- Task statement -
Give a count of the lines below that have the string "xlabel" in them, with no other words.

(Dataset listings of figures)
______________________________
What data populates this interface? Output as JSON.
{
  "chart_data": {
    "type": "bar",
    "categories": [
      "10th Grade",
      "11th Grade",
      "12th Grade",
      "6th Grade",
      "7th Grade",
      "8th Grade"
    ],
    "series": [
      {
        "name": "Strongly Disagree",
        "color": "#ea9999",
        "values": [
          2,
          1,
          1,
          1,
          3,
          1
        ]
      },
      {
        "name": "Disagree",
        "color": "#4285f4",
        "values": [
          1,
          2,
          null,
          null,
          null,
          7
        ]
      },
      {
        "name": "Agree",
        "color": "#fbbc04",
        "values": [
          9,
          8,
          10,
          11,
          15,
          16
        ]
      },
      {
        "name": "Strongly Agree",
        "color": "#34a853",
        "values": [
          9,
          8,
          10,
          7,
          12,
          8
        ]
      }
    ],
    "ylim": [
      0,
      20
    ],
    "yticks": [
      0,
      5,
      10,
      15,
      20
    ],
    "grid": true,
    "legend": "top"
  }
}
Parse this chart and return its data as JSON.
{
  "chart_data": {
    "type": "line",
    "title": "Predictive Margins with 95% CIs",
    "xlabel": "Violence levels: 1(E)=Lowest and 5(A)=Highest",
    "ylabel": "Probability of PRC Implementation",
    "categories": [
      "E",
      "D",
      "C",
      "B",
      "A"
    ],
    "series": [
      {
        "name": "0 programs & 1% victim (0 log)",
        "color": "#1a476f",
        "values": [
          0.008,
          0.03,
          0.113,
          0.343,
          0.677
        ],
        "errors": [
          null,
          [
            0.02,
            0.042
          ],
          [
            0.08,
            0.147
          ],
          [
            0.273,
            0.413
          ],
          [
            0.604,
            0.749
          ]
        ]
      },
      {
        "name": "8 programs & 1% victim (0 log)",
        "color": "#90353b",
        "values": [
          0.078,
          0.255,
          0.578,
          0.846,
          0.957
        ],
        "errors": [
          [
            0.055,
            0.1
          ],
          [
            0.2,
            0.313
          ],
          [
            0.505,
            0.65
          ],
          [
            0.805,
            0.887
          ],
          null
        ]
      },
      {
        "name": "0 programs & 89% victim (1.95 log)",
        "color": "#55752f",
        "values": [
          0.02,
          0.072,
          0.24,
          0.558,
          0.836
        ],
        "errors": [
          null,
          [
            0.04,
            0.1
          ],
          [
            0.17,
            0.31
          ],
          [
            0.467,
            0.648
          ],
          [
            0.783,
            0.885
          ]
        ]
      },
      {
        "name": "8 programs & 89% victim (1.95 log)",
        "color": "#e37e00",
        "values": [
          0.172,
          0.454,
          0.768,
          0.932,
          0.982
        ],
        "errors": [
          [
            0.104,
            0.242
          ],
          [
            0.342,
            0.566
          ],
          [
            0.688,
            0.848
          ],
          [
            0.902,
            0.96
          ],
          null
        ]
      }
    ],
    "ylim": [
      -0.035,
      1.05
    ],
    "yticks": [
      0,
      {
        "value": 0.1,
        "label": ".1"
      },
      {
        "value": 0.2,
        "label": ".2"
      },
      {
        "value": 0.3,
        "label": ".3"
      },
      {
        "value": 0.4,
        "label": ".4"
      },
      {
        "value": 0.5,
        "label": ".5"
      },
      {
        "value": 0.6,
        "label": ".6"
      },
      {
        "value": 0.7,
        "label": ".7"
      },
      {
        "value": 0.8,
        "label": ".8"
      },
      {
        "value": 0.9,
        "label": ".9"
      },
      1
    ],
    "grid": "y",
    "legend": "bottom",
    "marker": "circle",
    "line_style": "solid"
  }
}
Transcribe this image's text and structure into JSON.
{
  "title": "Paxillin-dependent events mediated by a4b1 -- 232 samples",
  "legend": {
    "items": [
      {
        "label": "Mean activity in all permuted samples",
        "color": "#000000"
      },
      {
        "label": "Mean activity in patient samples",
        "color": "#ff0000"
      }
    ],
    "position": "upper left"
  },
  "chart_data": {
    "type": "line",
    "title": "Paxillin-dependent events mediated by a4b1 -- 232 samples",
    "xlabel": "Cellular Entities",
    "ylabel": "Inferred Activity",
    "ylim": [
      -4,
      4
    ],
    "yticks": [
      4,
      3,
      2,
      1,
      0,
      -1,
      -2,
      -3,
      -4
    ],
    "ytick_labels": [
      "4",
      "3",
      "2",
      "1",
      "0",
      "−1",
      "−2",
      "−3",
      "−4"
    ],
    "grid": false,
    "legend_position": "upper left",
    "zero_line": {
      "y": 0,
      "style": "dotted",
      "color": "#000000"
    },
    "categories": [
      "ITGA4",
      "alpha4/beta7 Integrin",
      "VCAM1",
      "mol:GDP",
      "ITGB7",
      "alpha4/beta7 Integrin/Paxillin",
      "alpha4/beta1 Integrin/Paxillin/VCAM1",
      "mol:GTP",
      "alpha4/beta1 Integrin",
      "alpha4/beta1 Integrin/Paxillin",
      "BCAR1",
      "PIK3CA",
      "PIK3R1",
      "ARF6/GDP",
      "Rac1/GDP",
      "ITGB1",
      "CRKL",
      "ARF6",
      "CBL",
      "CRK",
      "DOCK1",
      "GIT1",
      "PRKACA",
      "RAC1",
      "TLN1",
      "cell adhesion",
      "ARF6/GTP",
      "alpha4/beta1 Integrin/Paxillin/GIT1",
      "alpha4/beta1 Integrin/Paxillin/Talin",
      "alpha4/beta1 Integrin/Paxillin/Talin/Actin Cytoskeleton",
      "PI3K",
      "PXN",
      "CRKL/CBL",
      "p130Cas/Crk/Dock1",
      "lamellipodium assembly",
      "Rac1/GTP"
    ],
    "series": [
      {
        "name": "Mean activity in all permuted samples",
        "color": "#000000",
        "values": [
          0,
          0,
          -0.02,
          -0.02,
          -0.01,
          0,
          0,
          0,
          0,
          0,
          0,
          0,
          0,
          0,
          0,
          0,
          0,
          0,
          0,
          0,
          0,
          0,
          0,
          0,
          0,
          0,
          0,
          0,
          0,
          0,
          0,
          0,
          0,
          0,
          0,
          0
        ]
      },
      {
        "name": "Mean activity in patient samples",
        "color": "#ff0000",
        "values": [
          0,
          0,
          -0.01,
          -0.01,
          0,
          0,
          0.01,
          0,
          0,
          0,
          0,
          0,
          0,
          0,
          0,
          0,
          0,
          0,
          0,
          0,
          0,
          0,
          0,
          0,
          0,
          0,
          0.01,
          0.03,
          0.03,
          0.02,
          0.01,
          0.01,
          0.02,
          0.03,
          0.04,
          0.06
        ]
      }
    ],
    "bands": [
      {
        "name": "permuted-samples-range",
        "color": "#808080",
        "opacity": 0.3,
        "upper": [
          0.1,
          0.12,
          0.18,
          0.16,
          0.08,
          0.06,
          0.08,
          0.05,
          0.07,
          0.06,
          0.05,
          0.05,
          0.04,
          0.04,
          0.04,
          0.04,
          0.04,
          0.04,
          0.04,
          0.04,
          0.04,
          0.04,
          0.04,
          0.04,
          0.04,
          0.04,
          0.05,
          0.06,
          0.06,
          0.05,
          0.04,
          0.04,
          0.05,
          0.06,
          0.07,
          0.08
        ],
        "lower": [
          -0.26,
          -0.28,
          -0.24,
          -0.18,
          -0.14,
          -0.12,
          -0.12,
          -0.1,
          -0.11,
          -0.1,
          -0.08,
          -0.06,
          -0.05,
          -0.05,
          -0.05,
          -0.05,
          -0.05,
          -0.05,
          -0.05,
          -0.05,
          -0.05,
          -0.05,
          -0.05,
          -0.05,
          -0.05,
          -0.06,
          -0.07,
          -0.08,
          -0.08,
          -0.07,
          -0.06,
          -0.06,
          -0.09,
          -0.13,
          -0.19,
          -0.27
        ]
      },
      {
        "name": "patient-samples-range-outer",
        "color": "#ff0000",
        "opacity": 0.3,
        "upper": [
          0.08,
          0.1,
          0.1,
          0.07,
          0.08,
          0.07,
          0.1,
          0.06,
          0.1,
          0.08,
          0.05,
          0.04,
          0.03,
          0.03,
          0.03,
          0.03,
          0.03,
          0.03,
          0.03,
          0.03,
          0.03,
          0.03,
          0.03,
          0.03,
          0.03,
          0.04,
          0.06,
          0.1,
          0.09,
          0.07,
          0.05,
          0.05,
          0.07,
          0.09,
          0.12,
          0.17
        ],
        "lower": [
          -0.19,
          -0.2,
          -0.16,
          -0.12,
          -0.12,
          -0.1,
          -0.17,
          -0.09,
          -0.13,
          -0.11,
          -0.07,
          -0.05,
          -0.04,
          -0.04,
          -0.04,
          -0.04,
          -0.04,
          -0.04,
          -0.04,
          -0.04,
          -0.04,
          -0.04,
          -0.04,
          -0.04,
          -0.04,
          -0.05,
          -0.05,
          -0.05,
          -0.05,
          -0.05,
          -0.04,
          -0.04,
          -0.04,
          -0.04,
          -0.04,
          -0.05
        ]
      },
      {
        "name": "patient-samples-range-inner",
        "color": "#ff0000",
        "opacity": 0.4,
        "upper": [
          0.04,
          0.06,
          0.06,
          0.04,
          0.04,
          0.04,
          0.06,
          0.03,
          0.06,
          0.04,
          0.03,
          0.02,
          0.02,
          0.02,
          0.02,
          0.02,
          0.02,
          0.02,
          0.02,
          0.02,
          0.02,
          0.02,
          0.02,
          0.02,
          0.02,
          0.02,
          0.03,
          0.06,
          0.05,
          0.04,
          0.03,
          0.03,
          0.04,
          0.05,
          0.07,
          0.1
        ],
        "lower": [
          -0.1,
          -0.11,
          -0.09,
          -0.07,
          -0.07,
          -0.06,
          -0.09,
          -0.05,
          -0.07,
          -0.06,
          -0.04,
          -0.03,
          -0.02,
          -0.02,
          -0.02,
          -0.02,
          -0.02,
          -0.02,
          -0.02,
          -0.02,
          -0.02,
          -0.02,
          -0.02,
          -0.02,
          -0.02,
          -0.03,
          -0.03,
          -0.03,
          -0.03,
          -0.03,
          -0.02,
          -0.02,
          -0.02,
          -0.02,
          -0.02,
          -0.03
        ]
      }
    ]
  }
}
______________________________
- Answer to this exercise -
2